> [TASK TO COMPLETE] Copy out all of the data below with no alterations.

> [RECORDS PROVIDED]
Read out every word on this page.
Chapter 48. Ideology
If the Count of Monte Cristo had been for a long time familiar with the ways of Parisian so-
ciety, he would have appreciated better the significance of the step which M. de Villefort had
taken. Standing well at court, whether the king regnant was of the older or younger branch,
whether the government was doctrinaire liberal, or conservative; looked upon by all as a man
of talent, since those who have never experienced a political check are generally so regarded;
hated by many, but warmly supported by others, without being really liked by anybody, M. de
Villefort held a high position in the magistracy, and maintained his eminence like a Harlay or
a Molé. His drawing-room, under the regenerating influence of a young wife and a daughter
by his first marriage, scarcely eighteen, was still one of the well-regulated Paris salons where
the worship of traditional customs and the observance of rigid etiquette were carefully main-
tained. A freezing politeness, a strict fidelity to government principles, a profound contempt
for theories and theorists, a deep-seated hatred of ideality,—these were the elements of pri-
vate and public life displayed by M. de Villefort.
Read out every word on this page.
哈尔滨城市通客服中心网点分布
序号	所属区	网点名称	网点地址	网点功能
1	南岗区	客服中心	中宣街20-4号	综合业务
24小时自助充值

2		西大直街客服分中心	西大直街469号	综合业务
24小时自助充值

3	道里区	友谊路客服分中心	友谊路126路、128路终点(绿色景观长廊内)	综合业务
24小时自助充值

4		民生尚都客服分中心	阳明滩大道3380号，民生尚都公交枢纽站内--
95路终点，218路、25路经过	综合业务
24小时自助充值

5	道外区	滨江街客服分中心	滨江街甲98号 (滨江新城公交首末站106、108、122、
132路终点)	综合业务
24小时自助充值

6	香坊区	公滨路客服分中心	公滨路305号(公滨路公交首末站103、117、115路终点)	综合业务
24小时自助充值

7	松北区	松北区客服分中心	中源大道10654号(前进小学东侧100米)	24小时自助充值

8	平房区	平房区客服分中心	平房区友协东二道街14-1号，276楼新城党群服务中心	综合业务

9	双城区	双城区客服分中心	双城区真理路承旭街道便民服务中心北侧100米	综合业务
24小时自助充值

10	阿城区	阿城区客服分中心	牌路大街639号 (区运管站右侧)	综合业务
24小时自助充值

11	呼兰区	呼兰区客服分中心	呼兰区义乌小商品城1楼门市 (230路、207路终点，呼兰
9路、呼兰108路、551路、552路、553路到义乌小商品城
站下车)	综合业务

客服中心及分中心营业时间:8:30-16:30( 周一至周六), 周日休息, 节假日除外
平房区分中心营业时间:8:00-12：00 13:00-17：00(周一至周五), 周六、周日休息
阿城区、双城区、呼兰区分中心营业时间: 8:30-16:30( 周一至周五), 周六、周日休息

> [ANSWER TO THIS EXERCISE]
Read out every word on this page.
Chapter 48. Ideology
If the Count of Monte Cristo had been for a long time familiar with the ways of Parisian so-
ciety, he would have appreciated better the significance of the step which M. de Villefort had
taken. Standing well at court, whether the king regnant was of the older or younger branch,
whether the government was doctrinaire liberal, or conservative; looked upon by all as a man
of talent, since those who have never experienced a political check are generally so regarded;
hated by many, but warmly supported by others, without being really liked by anybody, M. de
Villefort held a high position in the magistracy, and maintained his eminence like a Harlay or
a Molé. His drawing-room, under the regenerating influence of a young wife and a daughter
by his first marriage, scarcely eighteen, was still one of the well-regulated Paris salons where
the worship of traditional customs and the observance of rigid etiquette were carefully main-
tained. A freezing politeness, a strict fidelity to government principles, a profound contempt
for theories and theorists, a deep-seated hatred of ideality,—these were the elements of pri-
vate and public life displayed by M. de Villefort.
Read out every word on this page.
哈尔滨城市通客服中心网点分布
序号	所属区	网点名称	网点地址	网点功能
1	南岗区	客服中心	中宣街20-4号	综合业务
24小时自助充值

2		西大直街客服分中心	西大直街469号	综合业务
24小时自助充值

3	道里区	友谊路客服分中心	友谊路126路、128路终点(绿色景观长廊内)	综合业务
24小时自助充值

4		民生尚都客服分中心	阳明滩大道3380号，民生尚都公交枢纽站内--
95路终点，218路、25路经过	综合业务
24小时自助充值

5	道外区	滨江街客服分中心	滨江街甲98号 (滨江新城公交首末站106、108、122、
132路终点)	综合业务
24小时自助充值

6	香坊区	公滨路客服分中心	公滨路305号(公滨路公交首末站103、117、115路终点)	综合业务
24小时自助充值

7	松北区	松北区客服分中心	中源大道10654号(前进小学东侧100米)	24小时自助充值

8	平房区	平房区客服分中心	平房区友协东二道街14-1号，276楼新城党群服务中心	综合业务

9	双城区	双城区客服分中心	双城区真理路承旭街道便民服务中心北侧100米	综合业务
24小时自助充值

10	阿城区	阿城区客服分中心	牌路大街639号 (区运管站右侧)	综合业务
24小时自助充值

11	呼兰区	呼兰区客服分中心	呼兰区义乌小商品城1楼门市 (230路、207路终点，呼兰
9路、呼兰108路、551路、552路、553路到义乌小商品城
站下车)	综合业务

客服中心及分中心营业时间:8:30-16:30( 周一至周六), 周日休息, 节假日除外
平房区分中心营业时间:8:00-12：00 13:00-17：00(周一至周五), 周六、周日休息
阿城区、双城区、呼兰区分中心营业时间: 8:30-16:30( 周一至周五), 周六、周日休息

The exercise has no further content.